Entries taken from a collection:
..........
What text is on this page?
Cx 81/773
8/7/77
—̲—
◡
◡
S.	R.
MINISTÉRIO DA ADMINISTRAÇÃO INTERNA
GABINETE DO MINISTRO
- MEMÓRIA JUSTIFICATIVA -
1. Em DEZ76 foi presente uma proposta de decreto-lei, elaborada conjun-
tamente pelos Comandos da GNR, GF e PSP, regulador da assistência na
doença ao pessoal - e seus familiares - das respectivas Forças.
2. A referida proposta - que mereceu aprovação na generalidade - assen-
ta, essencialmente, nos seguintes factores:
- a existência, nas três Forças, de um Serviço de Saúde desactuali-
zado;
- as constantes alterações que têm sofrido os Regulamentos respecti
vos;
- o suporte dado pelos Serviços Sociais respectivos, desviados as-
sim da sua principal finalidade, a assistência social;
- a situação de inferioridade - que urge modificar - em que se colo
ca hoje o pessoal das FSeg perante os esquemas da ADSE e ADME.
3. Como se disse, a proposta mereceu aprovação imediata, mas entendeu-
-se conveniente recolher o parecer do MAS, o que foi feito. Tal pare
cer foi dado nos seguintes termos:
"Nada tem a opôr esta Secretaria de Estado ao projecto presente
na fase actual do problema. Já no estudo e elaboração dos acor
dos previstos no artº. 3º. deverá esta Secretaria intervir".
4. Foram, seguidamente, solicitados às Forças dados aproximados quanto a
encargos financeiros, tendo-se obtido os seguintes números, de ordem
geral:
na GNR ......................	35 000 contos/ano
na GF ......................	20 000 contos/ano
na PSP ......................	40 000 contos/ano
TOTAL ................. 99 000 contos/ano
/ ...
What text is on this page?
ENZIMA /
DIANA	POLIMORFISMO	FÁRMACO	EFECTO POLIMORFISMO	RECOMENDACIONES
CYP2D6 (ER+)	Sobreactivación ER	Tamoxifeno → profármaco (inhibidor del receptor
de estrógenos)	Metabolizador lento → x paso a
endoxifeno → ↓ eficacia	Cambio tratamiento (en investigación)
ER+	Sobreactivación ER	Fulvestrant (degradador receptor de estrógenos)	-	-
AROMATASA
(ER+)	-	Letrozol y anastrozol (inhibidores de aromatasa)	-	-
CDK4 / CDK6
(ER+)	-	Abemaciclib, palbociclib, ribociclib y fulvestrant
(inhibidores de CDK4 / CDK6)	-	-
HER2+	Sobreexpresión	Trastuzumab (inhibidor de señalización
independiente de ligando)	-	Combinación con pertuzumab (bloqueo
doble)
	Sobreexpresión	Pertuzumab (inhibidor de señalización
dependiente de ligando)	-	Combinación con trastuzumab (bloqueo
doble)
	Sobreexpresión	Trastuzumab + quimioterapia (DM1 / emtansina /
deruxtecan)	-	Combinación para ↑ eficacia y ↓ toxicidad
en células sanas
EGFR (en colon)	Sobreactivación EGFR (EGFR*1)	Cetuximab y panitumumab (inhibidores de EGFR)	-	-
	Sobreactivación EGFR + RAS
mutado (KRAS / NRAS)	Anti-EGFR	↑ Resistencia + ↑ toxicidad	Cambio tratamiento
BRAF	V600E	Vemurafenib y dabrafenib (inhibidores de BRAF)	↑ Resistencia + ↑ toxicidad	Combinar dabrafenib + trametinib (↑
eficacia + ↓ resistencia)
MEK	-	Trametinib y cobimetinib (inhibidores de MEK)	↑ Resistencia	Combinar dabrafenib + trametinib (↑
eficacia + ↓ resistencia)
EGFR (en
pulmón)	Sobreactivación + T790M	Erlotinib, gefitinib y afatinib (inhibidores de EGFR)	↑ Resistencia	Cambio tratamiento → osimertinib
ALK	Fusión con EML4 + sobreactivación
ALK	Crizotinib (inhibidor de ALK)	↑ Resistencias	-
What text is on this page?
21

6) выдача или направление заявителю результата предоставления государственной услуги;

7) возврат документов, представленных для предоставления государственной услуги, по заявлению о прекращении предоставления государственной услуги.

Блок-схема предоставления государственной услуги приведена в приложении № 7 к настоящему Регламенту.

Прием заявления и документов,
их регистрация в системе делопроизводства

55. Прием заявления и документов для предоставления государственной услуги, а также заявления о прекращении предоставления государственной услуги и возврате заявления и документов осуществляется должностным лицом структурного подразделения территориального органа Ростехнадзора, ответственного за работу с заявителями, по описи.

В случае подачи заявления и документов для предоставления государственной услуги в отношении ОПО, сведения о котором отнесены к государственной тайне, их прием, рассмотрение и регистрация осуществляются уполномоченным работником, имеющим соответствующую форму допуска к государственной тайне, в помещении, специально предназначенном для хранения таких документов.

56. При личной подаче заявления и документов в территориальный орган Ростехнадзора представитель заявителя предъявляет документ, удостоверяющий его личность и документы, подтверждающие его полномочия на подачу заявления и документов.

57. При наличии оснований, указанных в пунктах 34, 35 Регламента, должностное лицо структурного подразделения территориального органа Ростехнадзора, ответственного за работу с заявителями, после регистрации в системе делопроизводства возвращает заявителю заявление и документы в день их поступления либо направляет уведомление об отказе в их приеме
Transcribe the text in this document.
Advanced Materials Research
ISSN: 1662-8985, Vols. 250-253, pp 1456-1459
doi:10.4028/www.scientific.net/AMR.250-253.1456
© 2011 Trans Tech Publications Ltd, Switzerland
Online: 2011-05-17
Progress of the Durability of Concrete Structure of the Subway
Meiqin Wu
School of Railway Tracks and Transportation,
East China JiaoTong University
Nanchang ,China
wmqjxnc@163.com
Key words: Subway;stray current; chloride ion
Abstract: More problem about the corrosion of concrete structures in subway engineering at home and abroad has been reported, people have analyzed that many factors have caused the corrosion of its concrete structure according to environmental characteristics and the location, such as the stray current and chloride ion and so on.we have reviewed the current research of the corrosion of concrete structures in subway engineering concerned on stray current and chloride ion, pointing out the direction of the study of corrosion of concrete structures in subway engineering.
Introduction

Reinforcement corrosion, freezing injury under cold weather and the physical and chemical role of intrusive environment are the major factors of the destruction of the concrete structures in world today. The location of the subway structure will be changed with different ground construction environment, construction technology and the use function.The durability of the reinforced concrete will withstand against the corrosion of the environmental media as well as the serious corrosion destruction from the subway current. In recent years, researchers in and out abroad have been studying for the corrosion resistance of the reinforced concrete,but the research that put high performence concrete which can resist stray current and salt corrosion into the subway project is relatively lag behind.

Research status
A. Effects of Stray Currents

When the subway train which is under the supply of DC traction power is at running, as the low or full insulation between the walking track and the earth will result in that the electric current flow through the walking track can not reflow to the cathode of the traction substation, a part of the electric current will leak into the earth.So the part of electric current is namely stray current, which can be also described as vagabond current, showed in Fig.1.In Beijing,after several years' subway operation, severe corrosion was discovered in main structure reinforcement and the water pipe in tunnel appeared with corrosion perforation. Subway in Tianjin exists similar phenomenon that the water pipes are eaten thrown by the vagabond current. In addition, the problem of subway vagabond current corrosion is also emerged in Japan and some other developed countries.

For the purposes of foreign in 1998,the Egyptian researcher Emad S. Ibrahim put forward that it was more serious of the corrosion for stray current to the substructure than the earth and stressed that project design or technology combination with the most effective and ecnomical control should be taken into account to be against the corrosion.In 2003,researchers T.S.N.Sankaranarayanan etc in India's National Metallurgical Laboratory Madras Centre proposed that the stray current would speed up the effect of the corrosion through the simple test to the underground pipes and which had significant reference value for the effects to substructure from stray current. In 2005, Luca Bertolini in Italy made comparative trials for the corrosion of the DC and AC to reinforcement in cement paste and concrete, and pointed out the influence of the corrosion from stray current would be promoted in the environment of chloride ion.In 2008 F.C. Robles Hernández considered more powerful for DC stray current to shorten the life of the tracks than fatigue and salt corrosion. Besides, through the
..........
Look through the material and copy each line that has "technology".

Reinforcement corrosion, freezing injury under cold weather and the physical and chemical role of intrusive environment are the major factors of the destruction of the concrete structures in world today. The location of the subway structure will be changed with different ground construction environment, construction technology and the use function.The durability of the reinforced concrete will withstand against the corrosion of the environmental media as well as the serious corrosion destruction from the subway current. In recent years, researchers in and out abroad have been studying for the corrosion resistance of the reinforced concrete,but the research that put high performence concrete which can resist stray current and salt corrosion into the subway project is relatively lag behind.
For the purposes of foreign in 1998,the Egyptian researcher Emad S. Ibrahim put forward that it was more serious of the corrosion for stray current to the substructure than the earth and stressed that project design or technology combination with the most effective and ecnomical control should be taken into account to be against the corrosion.In 2003,researchers T.S.N.Sankaranarayanan etc in India's National Metallurgical Laboratory Madras Centre proposed that the stray current would speed up the effect of the corrosion through the simple test to the underground pipes and which had significant reference value for the effects to substructure from stray current. In 2005, Luca Bertolini in Italy made comparative trials for the corrosion of the DC and AC to reinforcement in cement paste and concrete, and pointed out the influence of the corrosion from stray current would be promoted in the environment of chloride ion.In 2008 F.C. Robles Hernández considered more powerful for DC stray current to shorten the life of the tracks than fatigue and salt corrosion. Besides, through the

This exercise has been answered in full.